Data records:
++++++
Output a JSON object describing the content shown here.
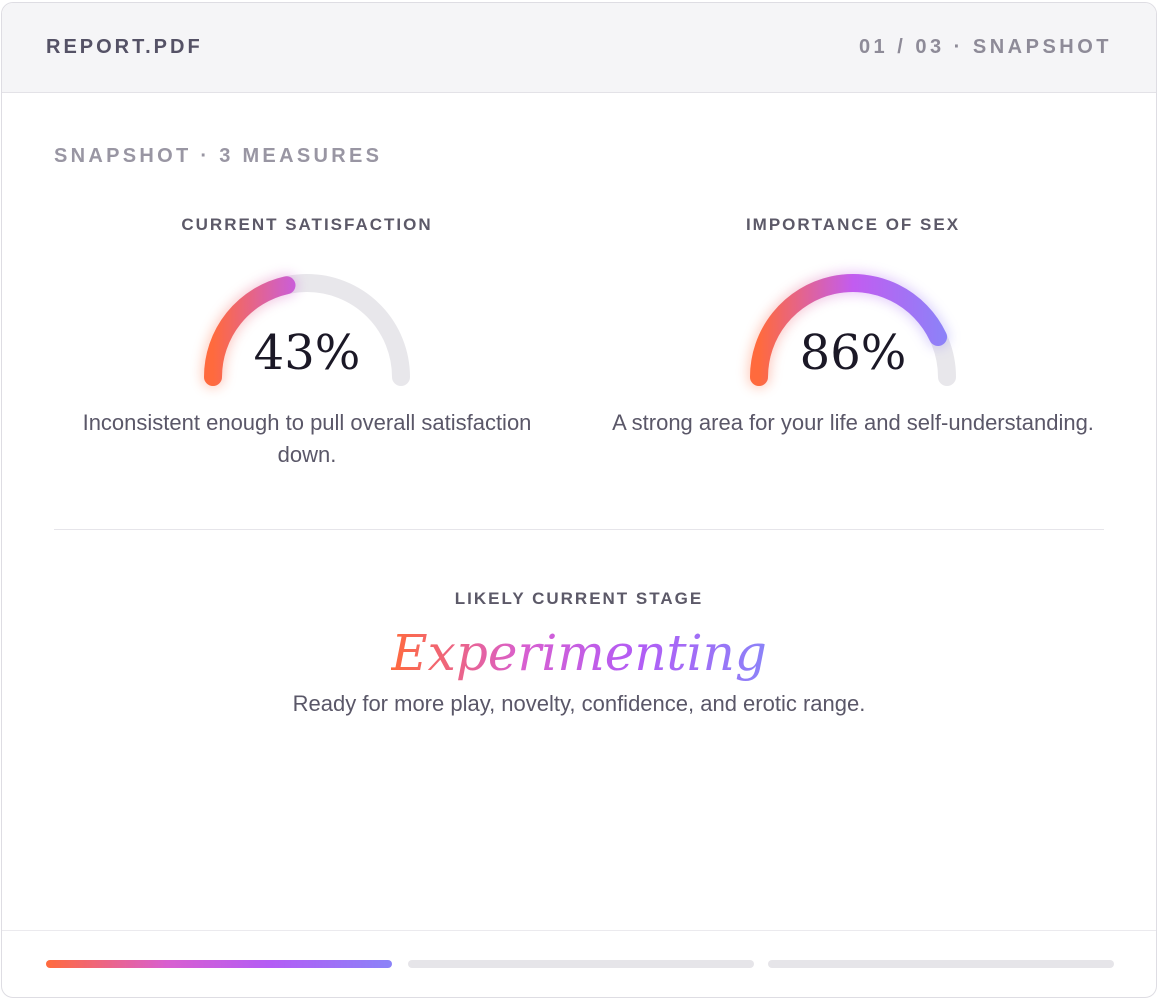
{
  "header": {
    "file_name": "REPORT.PDF",
    "page_indicator": "01 / 03 · SNAPSHOT"
  },
  "section_label": "SNAPSHOT · 3 MEASURES",
  "measures": [
    {
      "title": "CURRENT SATISFACTION",
      "value": 43,
      "value_label": "43%",
      "description": "Inconsistent enough to pull overall satisfaction down."
    },
    {
      "title": "IMPORTANCE OF SEX",
      "value": 86,
      "value_label": "86%",
      "description": "A strong area for your life and self-understanding."
    }
  ],
  "stage": {
    "label": "LIKELY CURRENT STAGE",
    "name": "Experimenting",
    "description": "Ready for more play, novelty, confidence, and erotic range."
  },
  "progress": {
    "current": 1,
    "total": 3
  },
  "colors": {
    "gradient_start": "#ff6a3d",
    "gradient_mid": "#c25cf0",
    "gradient_end": "#8b83f8",
    "track": "#e8e7eb",
    "header_bg": "#f5f5f7"
  }
}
++++++
[Prompt]:
Please set down each line of the data above exactly as written, without the pictures.

[Solution for this problem]:
Output a JSON object describing the content shown here.
{
  "header": {
    "file_name": "REPORT.PDF",
    "page_indicator": "01 / 03 · SNAPSHOT"
  },
  "section_label": "SNAPSHOT · 3 MEASURES",
  "measures": [
    {
      "title": "CURRENT SATISFACTION",
      "value": 43,
      "value_label": "43%",
      "description": "Inconsistent enough to pull overall satisfaction down."
    },
    {
      "title": "IMPORTANCE OF SEX",
      "value": 86,
      "value_label": "86%",
      "description": "A strong area for your life and self-understanding."
    }
  ],
  "stage": {
    "label": "LIKELY CURRENT STAGE",
    "name": "Experimenting",
    "description": "Ready for more play, novelty, confidence, and erotic range."
  },
  "progress": {
    "current": 1,
    "total": 3
  },
  "colors": {
    "gradient_start": "#ff6a3d",
    "gradient_mid": "#c25cf0",
    "gradient_end": "#8b83f8",
    "track": "#e8e7eb",
    "header_bg": "#f5f5f7"
  }
}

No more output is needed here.